● The request: An exact copy of all the data is required, with pictures left out.

● Information shown:
──────────
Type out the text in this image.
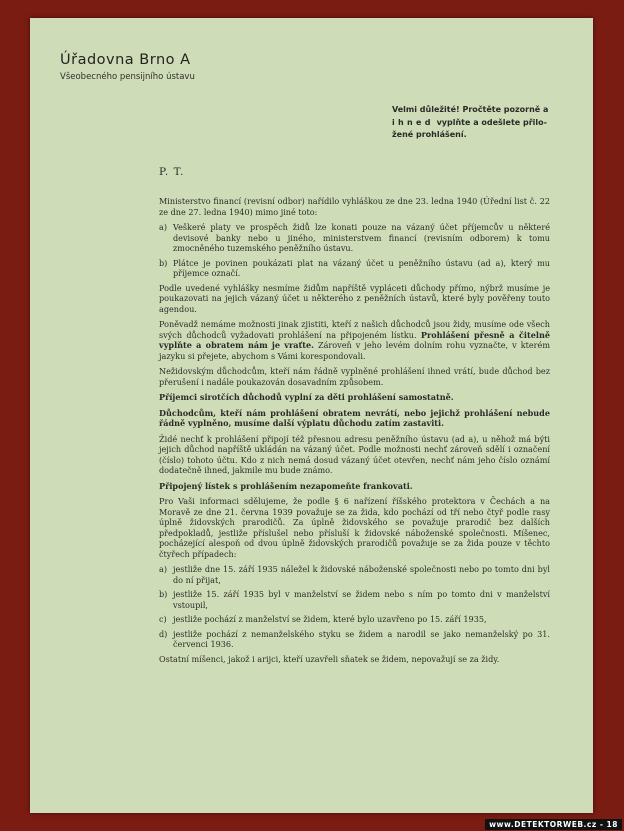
Úřadovna Brno A
Všeobecného pensijního ústavu
Velmi důležité! Pročtěte pozorně a
ihned vyplňte a odešlete přilo-
žené prohlášení.
P. T.

Ministerstvo financí (revisní odbor) nařídilo vyhláškou ze dne 23. ledna 1940 (Úřední list č. 22 ze dne 27. ledna 1940) mimo jiné toto:

a) Veškeré platy ve prospěch židů lze konati pouze na vázaný účet příjemcův u některé devisové banky nebo u jiného, ministerstvem financí (revisním odborem) k tomu zmocněného tuzemského peněžního ústavu.
b) Plátce je povinen poukázati plat na vázaný účet u peněžního ústavu (ad a), který mu příjemce označí.

Podle uvedené vyhlášky nesmíme židům napříště vypláceti důchody přímo, nýbrž musíme je poukazovati na jejich vázaný účet u některého z peněžních ústavů, které byly pověřeny touto agendou.

Poněvadž nemáme možnosti jinak zjistiti, kteří z našich důchodců jsou židy, musíme ode všech svých důchodců vyžadovati prohlášení na připojeném lístku. Prohlášení přesně a čitelně vyplňte a obratem nám je vraťte. Zároveň v jeho levém dolním rohu vyznačte, v kterém jazyku si přejete, abychom s Vámi korespondovali.

Nežidovským důchodcům, kteří nám řádně vyplněné prohlášení ihned vrátí, bude důchod bez přerušení i nadále poukazován dosavadním způsobem.

Příjemci sirotčích důchodů vyplní za děti prohlášení samostatně.

Důchodcům, kteří nám prohlášení obratem nevrátí, nebo jejichž prohlášení nebude řádně vyplněno, musíme další výplatu důchodu zatím zastaviti.

Židé nechť k prohlášení připojí též přesnou adresu peněžního ústavu (ad a), u něhož má býti jejich důchod napříště ukládán na vázaný účet. Podle možnosti nechť zároveň sdělí i označení (číslo) tohoto účtu. Kdo z nich nemá dosud vázaný účet otevřen, nechť nám jeho číslo oznámí dodatečně ihned, jakmile mu bude známo.

Připojený lístek s prohlášením nezapomeňte frankovati.

Pro Vaši informaci sdělujeme, že podle § 6 nařízení říšského protektora v Čechách a na Moravě ze dne 21. června 1939 považuje se za žida, kdo pochází od tří nebo čtyř podle rasy úplně židovských prarodičů. Za úplně židovského se považuje prarodič bez dalších předpokladů, jestliže příslušel nebo přísluší k židovské náboženské společnosti. Míšenec, pocházející alespoň od dvou úplně židovských prarodičů považuje se za žida pouze v těchto čtyřech případech:

a) jestliže dne 15. září 1935 náležel k židovské náboženské společnosti nebo po tomto dni byl do ní přijat,
b) jestliže 15. září 1935 byl v manželství se židem nebo s ním po tomto dni v manželství vstoupil,
c) jestliže pochází z manželství se židem, které bylo uzavřeno po 15. září 1935,
d) jestliže pochází z nemanželského styku se židem a narodil se jako nemanželský po 31. červenci 1936.

Ostatní míšenci, jakož i arijci, kteří uzavřeli sňatek se židem, nepovažují se za židy.

www.DETEKTORWEB.cz - 18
──────────
● Exercise response:
Type out the text in this image.
Úřadovna Brno A
Všeobecného pensijního ústavu
Velmi důležité! Pročtěte pozorně a
ihned vyplňte a odešlete přilo-
žené prohlášení.
P. T.

Ministerstvo financí (revisní odbor) nařídilo vyhláškou ze dne 23. ledna 1940 (Úřední list č. 22 ze dne 27. ledna 1940) mimo jiné toto:

a) Veškeré platy ve prospěch židů lze konati pouze na vázaný účet příjemcův u některé devisové banky nebo u jiného, ministerstvem financí (revisním odborem) k tomu zmocněného tuzemského peněžního ústavu.
b) Plátce je povinen poukázati plat na vázaný účet u peněžního ústavu (ad a), který mu příjemce označí.

Podle uvedené vyhlášky nesmíme židům napříště vypláceti důchody přímo, nýbrž musíme je poukazovati na jejich vázaný účet u některého z peněžních ústavů, které byly pověřeny touto agendou.

Poněvadž nemáme možnosti jinak zjistiti, kteří z našich důchodců jsou židy, musíme ode všech svých důchodců vyžadovati prohlášení na připojeném lístku. Prohlášení přesně a čitelně vyplňte a obratem nám je vraťte. Zároveň v jeho levém dolním rohu vyznačte, v kterém jazyku si přejete, abychom s Vámi korespondovali.

Nežidovským důchodcům, kteří nám řádně vyplněné prohlášení ihned vrátí, bude důchod bez přerušení i nadále poukazován dosavadním způsobem.

Příjemci sirotčích důchodů vyplní za děti prohlášení samostatně.

Důchodcům, kteří nám prohlášení obratem nevrátí, nebo jejichž prohlášení nebude řádně vyplněno, musíme další výplatu důchodu zatím zastaviti.

Židé nechť k prohlášení připojí též přesnou adresu peněžního ústavu (ad a), u něhož má býti jejich důchod napříště ukládán na vázaný účet. Podle možnosti nechť zároveň sdělí i označení (číslo) tohoto účtu. Kdo z nich nemá dosud vázaný účet otevřen, nechť nám jeho číslo oznámí dodatečně ihned, jakmile mu bude známo.

Připojený lístek s prohlášením nezapomeňte frankovati.

Pro Vaši informaci sdělujeme, že podle § 6 nařízení říšského protektora v Čechách a na Moravě ze dne 21. června 1939 považuje se za žida, kdo pochází od tří nebo čtyř podle rasy úplně židovských prarodičů. Za úplně židovského se považuje prarodič bez dalších předpokladů, jestliže příslušel nebo přísluší k židovské náboženské společnosti. Míšenec, pocházející alespoň od dvou úplně židovských prarodičů považuje se za žida pouze v těchto čtyřech případech:

a) jestliže dne 15. září 1935 náležel k židovské náboženské společnosti nebo po tomto dni byl do ní přijat,
b) jestliže 15. září 1935 byl v manželství se židem nebo s ním po tomto dni v manželství vstoupil,
c) jestliže pochází z manželství se židem, které bylo uzavřeno po 15. září 1935,
d) jestliže pochází z nemanželského styku se židem a narodil se jako nemanželský po 31. červenci 1936.

Ostatní míšenci, jakož i arijci, kteří uzavřeli sňatek se židem, nepovažují se za židy.

www.DETEKTORWEB.cz - 18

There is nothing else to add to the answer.